▶ **YOUR OBJECTIVE**
Check every line below for the string "가시화면", and copy the lines that contain it.

▶ **GIVEN DATA**
================

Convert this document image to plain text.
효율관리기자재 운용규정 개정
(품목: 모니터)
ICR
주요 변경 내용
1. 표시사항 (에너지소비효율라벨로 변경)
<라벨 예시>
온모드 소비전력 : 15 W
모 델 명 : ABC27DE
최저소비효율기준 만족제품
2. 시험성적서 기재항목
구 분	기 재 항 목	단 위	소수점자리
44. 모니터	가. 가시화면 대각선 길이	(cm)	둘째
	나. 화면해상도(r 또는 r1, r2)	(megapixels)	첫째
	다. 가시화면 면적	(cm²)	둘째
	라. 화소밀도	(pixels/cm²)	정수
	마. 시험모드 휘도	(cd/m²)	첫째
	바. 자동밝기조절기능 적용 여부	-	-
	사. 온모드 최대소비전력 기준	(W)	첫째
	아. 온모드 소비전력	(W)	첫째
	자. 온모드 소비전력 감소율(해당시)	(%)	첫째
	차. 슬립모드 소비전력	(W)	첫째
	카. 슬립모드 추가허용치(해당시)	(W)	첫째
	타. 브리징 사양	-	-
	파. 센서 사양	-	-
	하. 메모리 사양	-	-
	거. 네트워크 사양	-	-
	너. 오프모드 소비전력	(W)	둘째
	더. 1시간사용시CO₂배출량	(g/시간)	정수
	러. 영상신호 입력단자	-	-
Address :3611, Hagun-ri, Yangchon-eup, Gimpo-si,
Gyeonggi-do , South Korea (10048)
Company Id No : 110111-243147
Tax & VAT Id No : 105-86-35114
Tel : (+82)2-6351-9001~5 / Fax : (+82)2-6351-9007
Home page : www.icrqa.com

================

▶ **WRITTEN SOLUTION**
44. 모니터	가. 가시화면 대각선 길이	(cm)	둘째
	다. 가시화면 면적	(cm²)	둘째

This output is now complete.